**OBJETIVO DEL EJERCICIO:** Según la selección, ¿de qué está compuesto en realidad el traje que viste la mujer del cuadro?

**SELECCIÓN:**

Hace muchos años, cuando era una joven estudiante de la Escuela Nacional de Artes Visuales San Alejandro y comenzaba a visitar el Museo Nacional de Bellas Artes, uno de los cuadros que llamaron mi atención fue la pintura de una dama lánguidamente recostada en una gran butaca de mimbre de estilo colonial, y de fondo, el mar.
La escena estaba en un interior y, entre la habitación y el océano azul, se abría un jardín separado de este por una valla de madera encrucetada, todo invadido por la luz naranja y oro del atardecer.
Aquella mujer vestía un traje vaporoso que algunos insisten todavía en creer la tradicional bata cubana, pero si se observa bien, se ve que en realidad es un traje de dos piezas compuesto por blusa de mangas largas y falda que cubre más allá de los tobillos.

**DATOS PROPORCIONADOS:**

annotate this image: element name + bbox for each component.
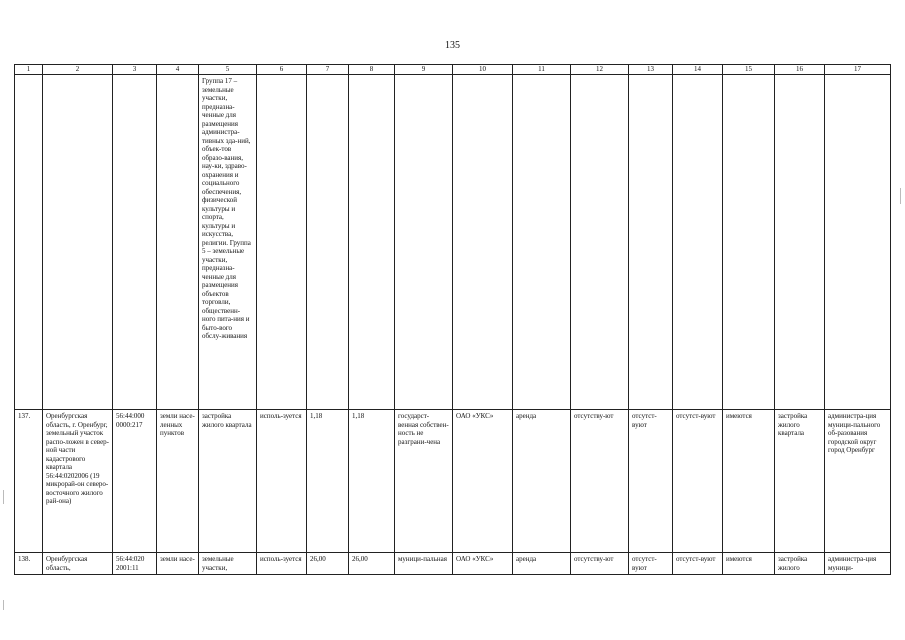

**SOLUCIÓN COMPLETA:** Es un traje de dos piezas compuesto por una blusa de mangas largas y una falda que cubre más allá de los tobillos.